## BEGIN RECORDED INFORMATION

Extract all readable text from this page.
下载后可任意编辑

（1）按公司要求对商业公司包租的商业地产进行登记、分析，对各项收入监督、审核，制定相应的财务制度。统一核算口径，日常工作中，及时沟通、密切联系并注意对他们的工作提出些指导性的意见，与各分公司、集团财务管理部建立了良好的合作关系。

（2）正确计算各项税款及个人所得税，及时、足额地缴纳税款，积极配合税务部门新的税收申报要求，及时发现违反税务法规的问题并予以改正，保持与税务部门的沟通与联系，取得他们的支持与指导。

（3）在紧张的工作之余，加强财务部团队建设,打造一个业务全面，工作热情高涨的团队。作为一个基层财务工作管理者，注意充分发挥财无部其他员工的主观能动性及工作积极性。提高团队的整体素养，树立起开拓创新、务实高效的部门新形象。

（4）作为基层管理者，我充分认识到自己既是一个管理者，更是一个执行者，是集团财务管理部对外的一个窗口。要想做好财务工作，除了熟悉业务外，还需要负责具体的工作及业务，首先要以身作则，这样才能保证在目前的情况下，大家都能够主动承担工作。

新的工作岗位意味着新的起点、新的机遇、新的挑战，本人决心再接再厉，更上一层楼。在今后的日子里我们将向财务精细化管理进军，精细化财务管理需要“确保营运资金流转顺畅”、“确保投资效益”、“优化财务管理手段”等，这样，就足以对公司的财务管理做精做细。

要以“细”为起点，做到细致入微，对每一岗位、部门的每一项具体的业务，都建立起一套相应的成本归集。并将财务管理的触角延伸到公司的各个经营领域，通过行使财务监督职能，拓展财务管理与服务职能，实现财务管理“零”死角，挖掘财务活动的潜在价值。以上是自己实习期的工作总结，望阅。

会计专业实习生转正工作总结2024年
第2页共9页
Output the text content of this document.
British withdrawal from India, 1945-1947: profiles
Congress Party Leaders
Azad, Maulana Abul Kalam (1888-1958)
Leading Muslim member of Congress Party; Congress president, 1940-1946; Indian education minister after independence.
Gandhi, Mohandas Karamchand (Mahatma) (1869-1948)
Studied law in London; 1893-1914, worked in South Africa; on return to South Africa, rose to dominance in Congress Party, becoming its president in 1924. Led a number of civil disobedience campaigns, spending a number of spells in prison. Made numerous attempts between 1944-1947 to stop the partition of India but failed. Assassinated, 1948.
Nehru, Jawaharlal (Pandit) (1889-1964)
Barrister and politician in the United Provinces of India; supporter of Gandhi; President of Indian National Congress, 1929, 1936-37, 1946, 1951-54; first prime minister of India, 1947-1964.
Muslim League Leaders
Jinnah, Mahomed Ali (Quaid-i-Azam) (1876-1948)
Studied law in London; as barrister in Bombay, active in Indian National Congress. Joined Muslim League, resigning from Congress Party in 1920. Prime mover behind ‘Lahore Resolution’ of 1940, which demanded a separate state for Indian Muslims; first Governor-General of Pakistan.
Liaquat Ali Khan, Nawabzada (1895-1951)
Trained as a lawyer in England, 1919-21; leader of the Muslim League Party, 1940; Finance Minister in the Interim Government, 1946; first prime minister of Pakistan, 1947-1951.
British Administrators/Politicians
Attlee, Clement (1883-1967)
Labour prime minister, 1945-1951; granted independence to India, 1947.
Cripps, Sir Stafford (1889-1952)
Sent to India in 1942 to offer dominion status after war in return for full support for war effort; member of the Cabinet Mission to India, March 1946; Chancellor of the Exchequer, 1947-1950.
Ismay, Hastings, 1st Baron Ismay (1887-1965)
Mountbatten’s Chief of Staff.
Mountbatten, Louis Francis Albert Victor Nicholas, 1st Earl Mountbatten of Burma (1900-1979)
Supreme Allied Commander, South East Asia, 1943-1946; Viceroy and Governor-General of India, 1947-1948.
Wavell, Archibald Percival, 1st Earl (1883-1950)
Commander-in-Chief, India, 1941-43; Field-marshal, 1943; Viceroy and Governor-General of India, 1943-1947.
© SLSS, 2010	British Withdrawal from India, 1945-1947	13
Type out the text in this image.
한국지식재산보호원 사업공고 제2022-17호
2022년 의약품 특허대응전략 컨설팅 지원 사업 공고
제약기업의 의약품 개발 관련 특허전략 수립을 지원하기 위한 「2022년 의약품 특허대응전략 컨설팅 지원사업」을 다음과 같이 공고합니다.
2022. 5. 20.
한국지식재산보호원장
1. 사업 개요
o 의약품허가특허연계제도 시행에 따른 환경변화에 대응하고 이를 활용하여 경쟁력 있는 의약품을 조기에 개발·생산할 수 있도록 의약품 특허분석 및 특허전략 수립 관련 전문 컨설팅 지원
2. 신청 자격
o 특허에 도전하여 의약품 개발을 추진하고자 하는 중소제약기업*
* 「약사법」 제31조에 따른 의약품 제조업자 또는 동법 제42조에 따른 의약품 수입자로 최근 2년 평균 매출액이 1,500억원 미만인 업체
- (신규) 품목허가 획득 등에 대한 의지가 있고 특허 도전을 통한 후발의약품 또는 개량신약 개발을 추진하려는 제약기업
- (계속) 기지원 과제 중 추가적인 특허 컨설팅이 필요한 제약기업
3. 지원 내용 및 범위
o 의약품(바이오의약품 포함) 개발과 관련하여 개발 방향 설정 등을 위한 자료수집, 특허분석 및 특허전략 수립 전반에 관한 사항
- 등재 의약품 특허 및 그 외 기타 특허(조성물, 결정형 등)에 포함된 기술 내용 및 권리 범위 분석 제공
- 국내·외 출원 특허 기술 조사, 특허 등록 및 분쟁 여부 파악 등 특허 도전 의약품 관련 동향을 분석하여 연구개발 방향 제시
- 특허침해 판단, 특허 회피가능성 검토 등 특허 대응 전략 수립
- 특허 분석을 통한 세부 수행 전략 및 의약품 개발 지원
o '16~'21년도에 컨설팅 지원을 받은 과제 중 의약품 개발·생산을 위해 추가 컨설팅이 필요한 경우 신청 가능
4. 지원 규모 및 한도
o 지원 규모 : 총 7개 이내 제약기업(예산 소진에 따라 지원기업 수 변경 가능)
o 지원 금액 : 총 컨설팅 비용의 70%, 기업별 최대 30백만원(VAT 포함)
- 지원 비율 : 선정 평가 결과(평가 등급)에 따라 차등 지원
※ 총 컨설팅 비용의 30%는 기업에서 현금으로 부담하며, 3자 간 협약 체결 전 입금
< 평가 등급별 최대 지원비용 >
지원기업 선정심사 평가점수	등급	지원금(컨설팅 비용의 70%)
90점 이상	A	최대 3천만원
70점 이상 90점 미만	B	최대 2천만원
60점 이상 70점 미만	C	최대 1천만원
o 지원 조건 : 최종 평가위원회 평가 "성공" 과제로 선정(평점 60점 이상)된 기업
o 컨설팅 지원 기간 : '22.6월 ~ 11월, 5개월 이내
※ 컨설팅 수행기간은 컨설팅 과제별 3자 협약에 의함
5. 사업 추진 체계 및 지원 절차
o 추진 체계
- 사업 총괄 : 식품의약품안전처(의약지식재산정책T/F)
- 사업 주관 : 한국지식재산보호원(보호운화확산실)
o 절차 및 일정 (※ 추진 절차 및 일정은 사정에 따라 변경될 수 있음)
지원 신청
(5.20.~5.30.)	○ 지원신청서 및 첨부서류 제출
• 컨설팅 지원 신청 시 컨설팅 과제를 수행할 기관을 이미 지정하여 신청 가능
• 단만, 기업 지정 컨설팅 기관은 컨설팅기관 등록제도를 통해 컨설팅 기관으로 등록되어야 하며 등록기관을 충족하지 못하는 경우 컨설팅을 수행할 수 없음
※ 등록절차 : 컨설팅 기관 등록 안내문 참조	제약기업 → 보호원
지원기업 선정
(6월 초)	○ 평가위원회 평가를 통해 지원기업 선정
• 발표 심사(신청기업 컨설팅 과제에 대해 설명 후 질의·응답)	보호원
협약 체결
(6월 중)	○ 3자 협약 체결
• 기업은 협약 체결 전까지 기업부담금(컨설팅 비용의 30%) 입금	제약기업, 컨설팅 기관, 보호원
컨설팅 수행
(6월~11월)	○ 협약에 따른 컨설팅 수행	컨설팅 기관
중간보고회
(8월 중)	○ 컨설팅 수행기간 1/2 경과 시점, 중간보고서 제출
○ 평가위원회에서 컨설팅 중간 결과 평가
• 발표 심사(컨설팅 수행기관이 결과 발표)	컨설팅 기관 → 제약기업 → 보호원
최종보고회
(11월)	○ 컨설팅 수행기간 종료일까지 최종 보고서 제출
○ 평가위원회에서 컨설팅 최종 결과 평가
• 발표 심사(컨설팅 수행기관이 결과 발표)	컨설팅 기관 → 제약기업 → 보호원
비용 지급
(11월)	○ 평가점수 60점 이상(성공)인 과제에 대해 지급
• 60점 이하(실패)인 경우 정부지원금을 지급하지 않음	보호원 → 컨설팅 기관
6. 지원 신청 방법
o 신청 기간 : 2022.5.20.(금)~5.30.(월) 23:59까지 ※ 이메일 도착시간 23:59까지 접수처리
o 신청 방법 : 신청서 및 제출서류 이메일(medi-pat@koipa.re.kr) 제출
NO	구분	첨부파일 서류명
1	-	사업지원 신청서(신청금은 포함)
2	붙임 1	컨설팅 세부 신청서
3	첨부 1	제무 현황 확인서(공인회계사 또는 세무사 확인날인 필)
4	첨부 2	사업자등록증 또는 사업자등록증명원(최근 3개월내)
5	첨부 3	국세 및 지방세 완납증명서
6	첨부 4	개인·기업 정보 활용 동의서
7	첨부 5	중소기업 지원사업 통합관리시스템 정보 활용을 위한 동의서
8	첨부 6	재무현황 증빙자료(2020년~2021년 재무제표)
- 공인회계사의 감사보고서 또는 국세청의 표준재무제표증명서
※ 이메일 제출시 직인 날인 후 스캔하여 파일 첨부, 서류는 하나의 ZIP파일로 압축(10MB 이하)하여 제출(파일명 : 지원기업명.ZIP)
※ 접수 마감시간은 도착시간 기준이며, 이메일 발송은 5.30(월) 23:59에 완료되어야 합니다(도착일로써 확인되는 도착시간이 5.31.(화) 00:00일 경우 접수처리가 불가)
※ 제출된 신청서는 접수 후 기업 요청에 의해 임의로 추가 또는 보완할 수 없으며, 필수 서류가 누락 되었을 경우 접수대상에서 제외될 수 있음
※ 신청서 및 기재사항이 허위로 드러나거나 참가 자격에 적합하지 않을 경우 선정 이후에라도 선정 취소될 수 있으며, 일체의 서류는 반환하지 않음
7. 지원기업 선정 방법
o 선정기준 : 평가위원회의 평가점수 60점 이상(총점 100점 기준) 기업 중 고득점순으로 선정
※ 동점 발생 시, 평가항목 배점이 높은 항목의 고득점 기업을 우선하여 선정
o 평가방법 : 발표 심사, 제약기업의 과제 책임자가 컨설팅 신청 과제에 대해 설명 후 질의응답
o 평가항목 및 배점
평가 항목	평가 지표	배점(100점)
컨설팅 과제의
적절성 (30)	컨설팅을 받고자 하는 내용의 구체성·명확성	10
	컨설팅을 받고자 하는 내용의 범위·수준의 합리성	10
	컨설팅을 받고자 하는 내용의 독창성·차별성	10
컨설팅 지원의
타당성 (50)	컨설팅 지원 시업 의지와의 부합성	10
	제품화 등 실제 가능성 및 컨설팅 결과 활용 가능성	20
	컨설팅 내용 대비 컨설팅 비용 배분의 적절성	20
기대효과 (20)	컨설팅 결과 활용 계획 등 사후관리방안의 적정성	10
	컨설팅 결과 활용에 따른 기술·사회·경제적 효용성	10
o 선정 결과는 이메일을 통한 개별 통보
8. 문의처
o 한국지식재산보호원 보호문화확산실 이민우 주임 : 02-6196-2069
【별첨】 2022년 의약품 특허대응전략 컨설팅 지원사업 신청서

## END RECORDED INFORMATION

Work through the records line by line and tally those with the word "특허전략". Report only the total.

3